» **Exercise directions**: Transcribe each entry below exactly. Pictures do not go in the copy.

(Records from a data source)
════════════════════
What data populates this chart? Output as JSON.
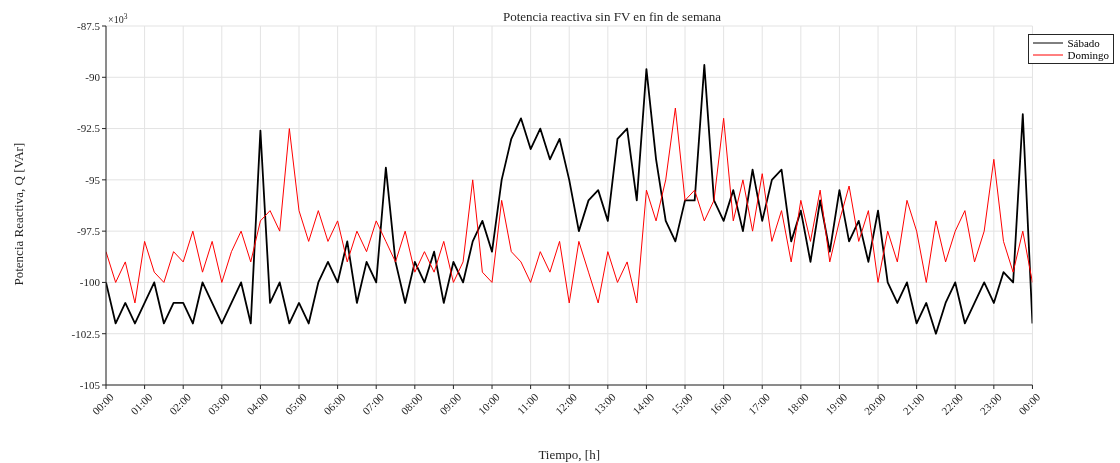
{
  "chart_data": {
    "type": "line",
    "title": "Potencia reactiva sin FV en fin de semana",
    "xlabel": "Tiempo, [h]",
    "ylabel": "Potencia Reactiva, Q [VAr]",
    "annotations": [
      "×10$^{3}$"
    ],
    "x": [
      0,
      0.25,
      0.5,
      0.75,
      1,
      1.25,
      1.5,
      1.75,
      2,
      2.25,
      2.5,
      2.75,
      3,
      3.25,
      3.5,
      3.75,
      4,
      4.25,
      4.5,
      4.75,
      5,
      5.25,
      5.5,
      5.75,
      6,
      6.25,
      6.5,
      6.75,
      7,
      7.25,
      7.5,
      7.75,
      8,
      8.25,
      8.5,
      8.75,
      9,
      9.25,
      9.5,
      9.75,
      10,
      10.25,
      10.5,
      10.75,
      11,
      11.25,
      11.5,
      11.75,
      12,
      12.25,
      12.5,
      12.75,
      13,
      13.25,
      13.5,
      13.75,
      14,
      14.25,
      14.5,
      14.75,
      15,
      15.25,
      15.5,
      15.75,
      16,
      16.25,
      16.5,
      16.75,
      17,
      17.25,
      17.5,
      17.75,
      18,
      18.25,
      18.5,
      18.75,
      19,
      19.25,
      19.5,
      19.75,
      20,
      20.25,
      20.5,
      20.75,
      21,
      21.25,
      21.5,
      21.75,
      22,
      22.25,
      22.5,
      22.75,
      23,
      23.25,
      23.5,
      23.75,
      24
    ],
    "series": [
      {
        "name": "Sábado",
        "color": "#000000",
        "values": [
          -100,
          -102,
          -101,
          -102,
          -101,
          -100,
          -102,
          -101,
          -101,
          -102,
          -100,
          -101,
          -102,
          -101,
          -100,
          -102,
          -92.6,
          -101,
          -100,
          -102,
          -101,
          -102,
          -100,
          -99,
          -100,
          -98,
          -101,
          -99,
          -100,
          -94.4,
          -99,
          -101,
          -99,
          -100,
          -98.5,
          -101,
          -99,
          -100,
          -98,
          -97,
          -98.5,
          -95,
          -93,
          -92,
          -93.5,
          -92.5,
          -94,
          -93,
          -95,
          -97.5,
          -96,
          -95.5,
          -97,
          -93,
          -92.5,
          -96,
          -89.6,
          -94,
          -97,
          -98,
          -96,
          -96,
          -89.4,
          -96,
          -97,
          -95.5,
          -97.5,
          -94.5,
          -97,
          -95,
          -94.5,
          -98,
          -96.5,
          -99,
          -96,
          -98.5,
          -95.5,
          -98,
          -97,
          -99,
          -96.5,
          -100,
          -101,
          -100,
          -102,
          -101,
          -102.5,
          -101,
          -100,
          -102,
          -101,
          -100,
          -101,
          -99.5,
          -100,
          -91.8,
          -102
        ]
      },
      {
        "name": "Domingo",
        "color": "#ff0000",
        "values": [
          -98.5,
          -100,
          -99,
          -101,
          -98,
          -99.5,
          -100,
          -98.5,
          -99,
          -97.5,
          -99.5,
          -98,
          -100,
          -98.5,
          -97.5,
          -99,
          -97,
          -96.5,
          -97.5,
          -92.5,
          -96.5,
          -98,
          -96.5,
          -98,
          -97,
          -99,
          -97.5,
          -98.5,
          -97,
          -98,
          -99,
          -97.5,
          -99.5,
          -98.5,
          -99.5,
          -98,
          -100,
          -99,
          -95,
          -99.5,
          -100,
          -96,
          -98.5,
          -99,
          -100,
          -98.5,
          -99.5,
          -98,
          -101,
          -98,
          -99.5,
          -101,
          -98.5,
          -100,
          -99,
          -101,
          -95.5,
          -97,
          -95,
          -91.5,
          -96,
          -95.5,
          -97,
          -96,
          -92,
          -97,
          -95,
          -97.5,
          -94.7,
          -98,
          -96.5,
          -99,
          -96,
          -98,
          -95.5,
          -99,
          -97,
          -95.3,
          -98,
          -96.5,
          -100,
          -97.5,
          -99,
          -96,
          -97.5,
          -100,
          -97,
          -99,
          -97.5,
          -96.5,
          -99,
          -97.5,
          -94,
          -98,
          -99.5,
          -97.5,
          -100
        ]
      }
    ],
    "xlim": [
      0,
      24
    ],
    "xticks": [
      {
        "value": 0,
        "label": "00:00"
      },
      {
        "value": 1,
        "label": "01:00"
      },
      {
        "value": 2,
        "label": "02:00"
      },
      {
        "value": 3,
        "label": "03:00"
      },
      {
        "value": 4,
        "label": "04:00"
      },
      {
        "value": 5,
        "label": "05:00"
      },
      {
        "value": 6,
        "label": "06:00"
      },
      {
        "value": 7,
        "label": "07:00"
      },
      {
        "value": 8,
        "label": "08:00"
      },
      {
        "value": 9,
        "label": "09:00"
      },
      {
        "value": 10,
        "label": "10:00"
      },
      {
        "value": 11,
        "label": "11:00"
      },
      {
        "value": 12,
        "label": "12:00"
      },
      {
        "value": 13,
        "label": "13:00"
      },
      {
        "value": 14,
        "label": "14:00"
      },
      {
        "value": 15,
        "label": "15:00"
      },
      {
        "value": 16,
        "label": "16:00"
      },
      {
        "value": 17,
        "label": "17:00"
      },
      {
        "value": 18,
        "label": "18:00"
      },
      {
        "value": 19,
        "label": "19:00"
      },
      {
        "value": 20,
        "label": "20:00"
      },
      {
        "value": 21,
        "label": "21:00"
      },
      {
        "value": 22,
        "label": "22:00"
      },
      {
        "value": 23,
        "label": "23:00"
      },
      {
        "value": 24,
        "label": "00:00"
      }
    ],
    "ylim": [
      -105,
      -87.5
    ],
    "yticks": [
      -105,
      -102.5,
      -100,
      -97.5,
      -95,
      -92.5,
      -90,
      -87.5
    ],
    "grid": true,
    "legend": "top right"
  }
}
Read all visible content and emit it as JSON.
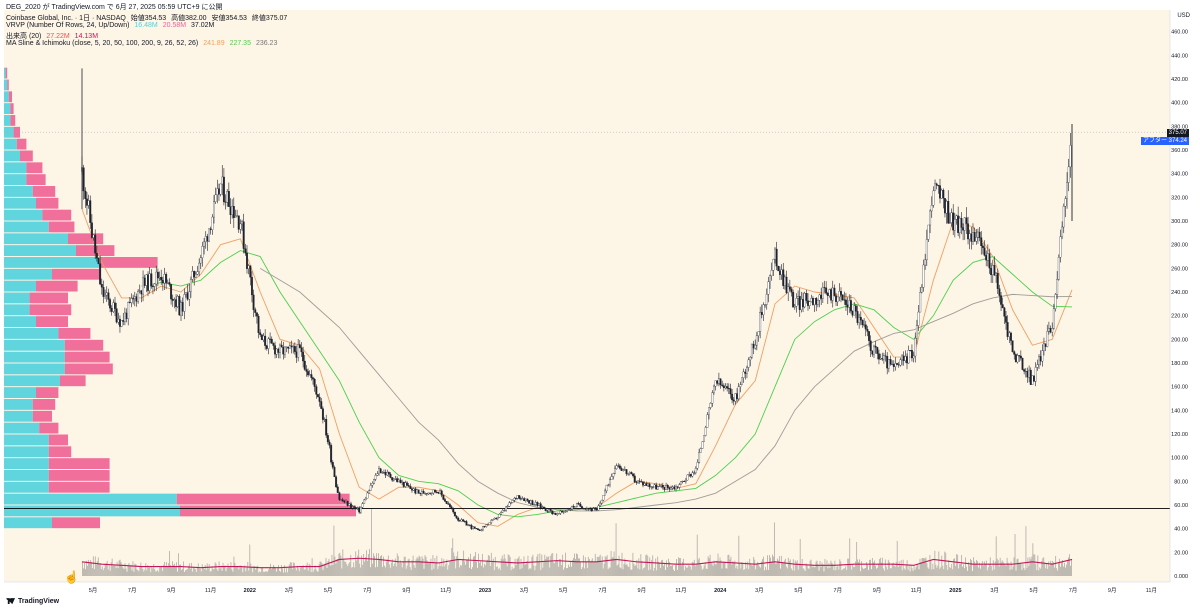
════════════════════
» **Exercise answer**:
What data populates this chart? Output as JSON.
{
  "chart_data": {
    "type": "line",
    "title": "Potencia reactiva sin FV en fin de semana",
    "xlabel": "Tiempo, [h]",
    "ylabel": "Potencia Reactiva, Q [VAr]",
    "annotations": [
      "×10$^{3}$"
    ],
    "x": [
      0,
      0.25,
      0.5,
      0.75,
      1,
      1.25,
      1.5,
      1.75,
      2,
      2.25,
      2.5,
      2.75,
      3,
      3.25,
      3.5,
      3.75,
      4,
      4.25,
      4.5,
      4.75,
      5,
      5.25,
      5.5,
      5.75,
      6,
      6.25,
      6.5,
      6.75,
      7,
      7.25,
      7.5,
      7.75,
      8,
      8.25,
      8.5,
      8.75,
      9,
      9.25,
      9.5,
      9.75,
      10,
      10.25,
      10.5,
      10.75,
      11,
      11.25,
      11.5,
      11.75,
      12,
      12.25,
      12.5,
      12.75,
      13,
      13.25,
      13.5,
      13.75,
      14,
      14.25,
      14.5,
      14.75,
      15,
      15.25,
      15.5,
      15.75,
      16,
      16.25,
      16.5,
      16.75,
      17,
      17.25,
      17.5,
      17.75,
      18,
      18.25,
      18.5,
      18.75,
      19,
      19.25,
      19.5,
      19.75,
      20,
      20.25,
      20.5,
      20.75,
      21,
      21.25,
      21.5,
      21.75,
      22,
      22.25,
      22.5,
      22.75,
      23,
      23.25,
      23.5,
      23.75,
      24
    ],
    "series": [
      {
        "name": "Sábado",
        "color": "#000000",
        "values": [
          -100,
          -102,
          -101,
          -102,
          -101,
          -100,
          -102,
          -101,
          -101,
          -102,
          -100,
          -101,
          -102,
          -101,
          -100,
          -102,
          -92.6,
          -101,
          -100,
          -102,
          -101,
          -102,
          -100,
          -99,
          -100,
          -98,
          -101,
          -99,
          -100,
          -94.4,
          -99,
          -101,
          -99,
          -100,
          -98.5,
          -101,
          -99,
          -100,
          -98,
          -97,
          -98.5,
          -95,
          -93,
          -92,
          -93.5,
          -92.5,
          -94,
          -93,
          -95,
          -97.5,
          -96,
          -95.5,
          -97,
          -93,
          -92.5,
          -96,
          -89.6,
          -94,
          -97,
          -98,
          -96,
          -96,
          -89.4,
          -96,
          -97,
          -95.5,
          -97.5,
          -94.5,
          -97,
          -95,
          -94.5,
          -98,
          -96.5,
          -99,
          -96,
          -98.5,
          -95.5,
          -98,
          -97,
          -99,
          -96.5,
          -100,
          -101,
          -100,
          -102,
          -101,
          -102.5,
          -101,
          -100,
          -102,
          -101,
          -100,
          -101,
          -99.5,
          -100,
          -91.8,
          -102
        ]
      },
      {
        "name": "Domingo",
        "color": "#ff0000",
        "values": [
          -98.5,
          -100,
          -99,
          -101,
          -98,
          -99.5,
          -100,
          -98.5,
          -99,
          -97.5,
          -99.5,
          -98,
          -100,
          -98.5,
          -97.5,
          -99,
          -97,
          -96.5,
          -97.5,
          -92.5,
          -96.5,
          -98,
          -96.5,
          -98,
          -97,
          -99,
          -97.5,
          -98.5,
          -97,
          -98,
          -99,
          -97.5,
          -99.5,
          -98.5,
          -99.5,
          -98,
          -100,
          -99,
          -95,
          -99.5,
          -100,
          -96,
          -98.5,
          -99,
          -100,
          -98.5,
          -99.5,
          -98,
          -101,
          -98,
          -99.5,
          -101,
          -98.5,
          -100,
          -99,
          -101,
          -95.5,
          -97,
          -95,
          -91.5,
          -96,
          -95.5,
          -97,
          -96,
          -92,
          -97,
          -95,
          -97.5,
          -94.7,
          -98,
          -96.5,
          -99,
          -96,
          -98,
          -95.5,
          -99,
          -97,
          -95.3,
          -98,
          -96.5,
          -100,
          -97.5,
          -99,
          -96,
          -97.5,
          -100,
          -97,
          -99,
          -97.5,
          -96.5,
          -99,
          -97.5,
          -94,
          -98,
          -99.5,
          -97.5,
          -100
        ]
      }
    ],
    "xlim": [
      0,
      24
    ],
    "xticks": [
      {
        "value": 0,
        "label": "00:00"
      },
      {
        "value": 1,
        "label": "01:00"
      },
      {
        "value": 2,
        "label": "02:00"
      },
      {
        "value": 3,
        "label": "03:00"
      },
      {
        "value": 4,
        "label": "04:00"
      },
      {
        "value": 5,
        "label": "05:00"
      },
      {
        "value": 6,
        "label": "06:00"
      },
      {
        "value": 7,
        "label": "07:00"
      },
      {
        "value": 8,
        "label": "08:00"
      },
      {
        "value": 9,
        "label": "09:00"
      },
      {
        "value": 10,
        "label": "10:00"
      },
      {
        "value": 11,
        "label": "11:00"
      },
      {
        "value": 12,
        "label": "12:00"
      },
      {
        "value": 13,
        "label": "13:00"
      },
      {
        "value": 14,
        "label": "14:00"
      },
      {
        "value": 15,
        "label": "15:00"
      },
      {
        "value": 16,
        "label": "16:00"
      },
      {
        "value": 17,
        "label": "17:00"
      },
      {
        "value": 18,
        "label": "18:00"
      },
      {
        "value": 19,
        "label": "19:00"
      },
      {
        "value": 20,
        "label": "20:00"
      },
      {
        "value": 21,
        "label": "21:00"
      },
      {
        "value": 22,
        "label": "22:00"
      },
      {
        "value": 23,
        "label": "23:00"
      },
      {
        "value": 24,
        "label": "00:00"
      }
    ],
    "ylim": [
      -105,
      -87.5
    ],
    "yticks": [
      -105,
      -102.5,
      -100,
      -97.5,
      -95,
      -92.5,
      -90,
      -87.5
    ],
    "grid": true,
    "legend": "top right"
  }
}
Read all visible content and emit it as JSON.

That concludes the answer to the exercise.